▸ **MATERIAL FOR THE TASK**:
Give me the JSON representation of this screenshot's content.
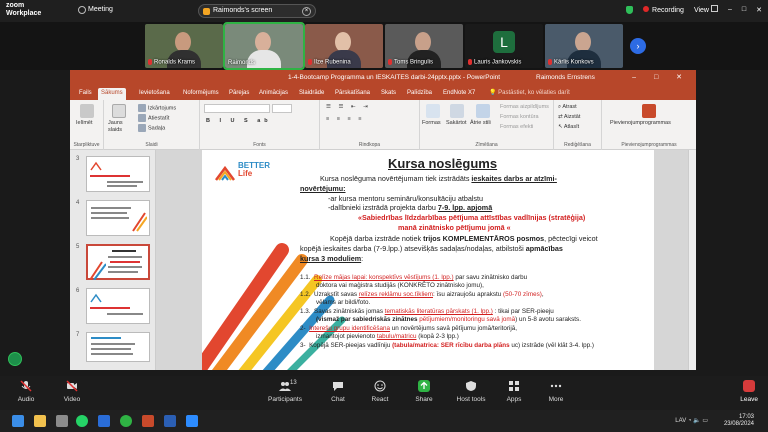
{
  "zoom_top": {
    "logo_line1": "zoom",
    "logo_line2": "Workplace",
    "meeting": "Meeting",
    "shared_screen": "Raimonds's screen",
    "recording": "Recording",
    "view": "View"
  },
  "participants": [
    {
      "name": "Ronalds Krams"
    },
    {
      "name": "Raimonds"
    },
    {
      "name": "Ilze Rubenina"
    },
    {
      "name": "Toms Bringulis"
    },
    {
      "name": "Lauris Jankovskis",
      "initial": "L"
    },
    {
      "name": "Kārlis Konkovs"
    }
  ],
  "ppt": {
    "title": "1-4-Bootcamp Programma un IESKAITES darbi-24pptx.pptx - PowerPoint",
    "user": "Raimonds Ernstrens",
    "tabs": [
      "Fails",
      "Sākums",
      "Ievietošana",
      "Noformējums",
      "Pārejas",
      "Animācijas",
      "Slaidrāde",
      "Pārskatīšana",
      "Skats",
      "Palīdzība",
      "EndNote X7"
    ],
    "tell_me": "Pastāstiet, ko vēlaties darīt",
    "ribbon": {
      "paste": "Ielīmēt",
      "clipboard": "Starpliktuve",
      "new_slide": "Jauns slaids",
      "layout": "Izkārtojums",
      "reset": "Atiestatīt",
      "section": "Sadaļa",
      "slides": "Slaidi",
      "font": "Fonts",
      "paragraph": "Rindkopa",
      "shapes": "Formas",
      "arrange": "Sakārtot",
      "quick_styles": "Ātrie stili",
      "shape_fill": "Formas aizpildījums",
      "shape_outline": "Formas kontūra",
      "shape_effects": "Formas efekti",
      "drawing": "Zīmēšana",
      "find": "Atrast",
      "replace": "Aizstāt",
      "select": "Atlasīt",
      "editing": "Rediģēšana",
      "addins": "Pievienojumprogrammas",
      "addins_group": "Pievienojumprogrammas"
    },
    "thumb_numbers": [
      "3",
      "4",
      "5",
      "6",
      "7"
    ]
  },
  "slide": {
    "brand_line1": "BETTER",
    "brand_line2": "Life",
    "title": "Kursa noslēgums",
    "p1a": "Kursa noslēguma novērtējumam tiek izstrādāts ",
    "p1b": "ieskaites darbs ar atzīmi-",
    "p1c": "novērtējumu:",
    "b1": "-ar kursa mentoru semināru/konsultāciju atbalstu",
    "b2a": "-dalībnieki izstrādā projekta darbu ",
    "b2b": "7-9. lpp. apjomā",
    "q1": "«Sabiedrības līdzdarbības pētījuma attīstības vadlīnijas (stratēģija)",
    "q2": "manā zinātnisko pētījumu jomā «",
    "p2a": "Kopējā darba izstrāde notiek ",
    "p2b": "trijos KOMPLEMENTĀROS posmos",
    "p2c": ", pēctecīgi veicot",
    "p3": "kopējā ieskaites darba (7-9.lpp.) atsevišķās sadaļas/nodaļas, atbilstoši ",
    "p3b": "apmācības",
    "p4": "kursa 3 moduliem",
    "p4c": ":",
    "i11n": "1.1.",
    "i11a": "Relīze mājas lapai: konspektīvs vēstījums (1. lpp.)",
    "i11b": " par savu zinātnisko darbu",
    "i11c": "doktora vai maģistra studijās (KONKRĒTO zinātnisko jomu),",
    "i12n": "1.2.",
    "i12a": "Uzrakstīt savas ",
    "i12b": "relīzes reklāmu soc.tīkliem",
    "i12c": ": īsu aizraujošu aprakstu ",
    "i12d": "(50-70 zīmes)",
    "i12e": ",",
    "i12f": "vēlams ar bildi/foto.",
    "i13n": "1.3.",
    "i13a": "Savas zinātniskās jomas ",
    "i13b": "tematiskās literatūras pārskats (1. lpp.)",
    "i13c": " : tikai par SER-pieeju",
    "i13d": "(vismaž par sabiedriskās zinātnes ",
    "i13e": "pētījumiem/monitoringu savā jomā",
    "i13f": ") un 5-8 avotu saraksts.",
    "i2n": "2-",
    "i2a": "Interešu grupu identificēšana",
    "i2b": " un novērtējums savā pētījumu jomā/teritorijā,",
    "i2c": "izmantojot pievienoto ",
    "i2d": "tabulu/matricu",
    "i2e": " (kopā 2-3 lpp.)",
    "i3n": "3-",
    "i3a": "Kopējā SER-pieejas vadlīniju ",
    "i3b": "(tabula/matrica: SER rīcību darba plāns",
    "i3c": " uc) izstrāde (vēl klāt 3-4. lpp.)"
  },
  "zoom_bottom": {
    "audio": "Audio",
    "video": "Video",
    "participants": "Participants",
    "participants_count": "13",
    "chat": "Chat",
    "react": "React",
    "share": "Share",
    "host_tools": "Host tools",
    "apps": "Apps",
    "more": "More",
    "leave": "Leave"
  },
  "taskbar": {
    "lang": "LAV",
    "time": "17:03",
    "date": "23/08/2024"
  },
  "colors": {
    "ppt_accent": "#b7472a",
    "zoom_green": "#2fb344",
    "slide_red": "#d21f1f"
  }
}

▸ **TASK TO COMPLETE**: Find the word "savā" in the entries, and copy every line it shows up in.

▸ **FINISHED ANSWER**:
    "i13e": "pētījumiem/monitoringu savā jomā",
    "i2b": " un novērtējums savā pētījumu jomā/teritorijā,",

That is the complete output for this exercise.